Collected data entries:

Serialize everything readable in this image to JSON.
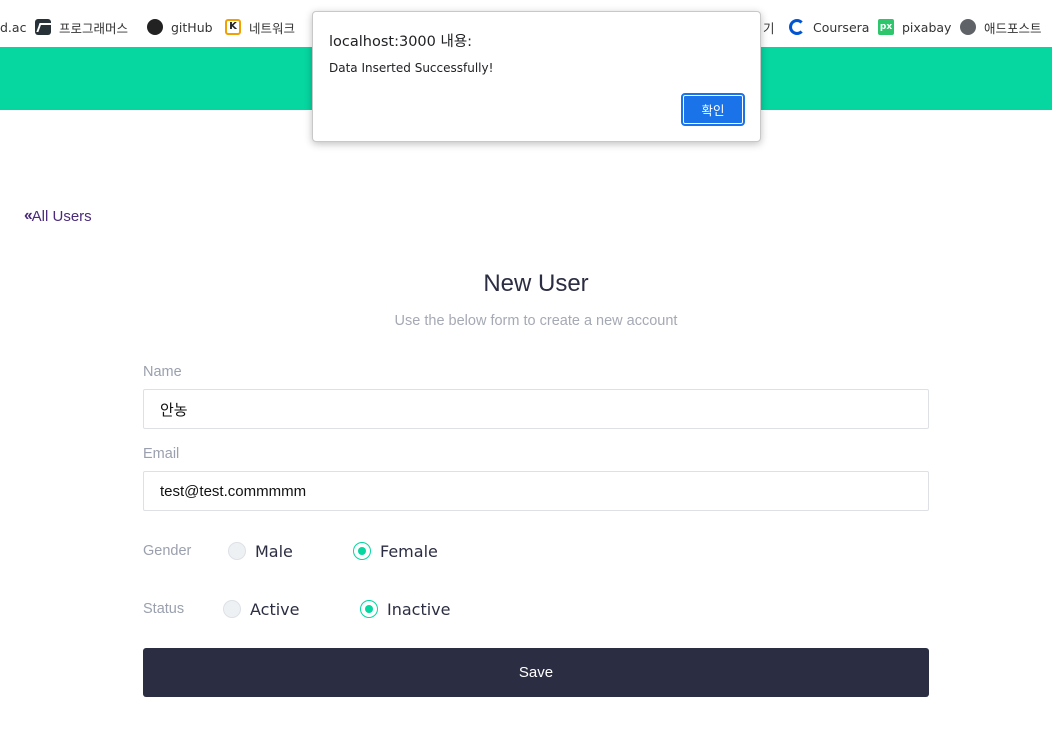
{
  "bookmarks": [
    {
      "label": "d.ac",
      "icon": "none"
    },
    {
      "label": "프로그래머스",
      "icon": "programmers-icon"
    },
    {
      "label": "gitHub",
      "icon": "github-icon"
    },
    {
      "label": "네트워크",
      "icon": "k-icon"
    },
    {
      "label": "기",
      "icon": "none"
    },
    {
      "label": "Coursera",
      "icon": "coursera-icon"
    },
    {
      "label": "pixabay",
      "icon": "pixabay-icon"
    },
    {
      "label": "애드포스트",
      "icon": "globe-icon"
    }
  ],
  "header": {
    "accent_color": "#06d6a0"
  },
  "back_link": {
    "label": "All Users",
    "icon": "double-chevron-left-icon"
  },
  "page": {
    "title": "New User",
    "subtitle": "Use the below form to create a new account"
  },
  "form": {
    "name_label": "Name",
    "name_value": "안농",
    "email_label": "Email",
    "email_value": "test@test.commmmm",
    "gender_label": "Gender",
    "gender_options": [
      "Male",
      "Female"
    ],
    "gender_selected": "Female",
    "status_label": "Status",
    "status_options": [
      "Active",
      "Inactive"
    ],
    "status_selected": "Inactive",
    "save_label": "Save"
  },
  "dialog": {
    "title": "localhost:3000 내용:",
    "message": "Data Inserted Successfully!",
    "ok_label": "확인"
  },
  "colors": {
    "dark": "#2b2d42",
    "muted": "#9aa0ad",
    "link": "#4a2b7a",
    "dialog_button": "#1a73e8"
  }
}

• Directive
Transcribe the material exactly, keeping every word and none of the pictures.

• Solution to this problem
Serialize everything readable in this image to JSON.
{
  "bookmarks": [
    {
      "label": "d.ac",
      "icon": "none"
    },
    {
      "label": "프로그래머스",
      "icon": "programmers-icon"
    },
    {
      "label": "gitHub",
      "icon": "github-icon"
    },
    {
      "label": "네트워크",
      "icon": "k-icon"
    },
    {
      "label": "기",
      "icon": "none"
    },
    {
      "label": "Coursera",
      "icon": "coursera-icon"
    },
    {
      "label": "pixabay",
      "icon": "pixabay-icon"
    },
    {
      "label": "애드포스트",
      "icon": "globe-icon"
    }
  ],
  "header": {
    "accent_color": "#06d6a0"
  },
  "back_link": {
    "label": "All Users",
    "icon": "double-chevron-left-icon"
  },
  "page": {
    "title": "New User",
    "subtitle": "Use the below form to create a new account"
  },
  "form": {
    "name_label": "Name",
    "name_value": "안농",
    "email_label": "Email",
    "email_value": "test@test.commmmm",
    "gender_label": "Gender",
    "gender_options": [
      "Male",
      "Female"
    ],
    "gender_selected": "Female",
    "status_label": "Status",
    "status_options": [
      "Active",
      "Inactive"
    ],
    "status_selected": "Inactive",
    "save_label": "Save"
  },
  "dialog": {
    "title": "localhost:3000 내용:",
    "message": "Data Inserted Successfully!",
    "ok_label": "확인"
  },
  "colors": {
    "dark": "#2b2d42",
    "muted": "#9aa0ad",
    "link": "#4a2b7a",
    "dialog_button": "#1a73e8"
  }
}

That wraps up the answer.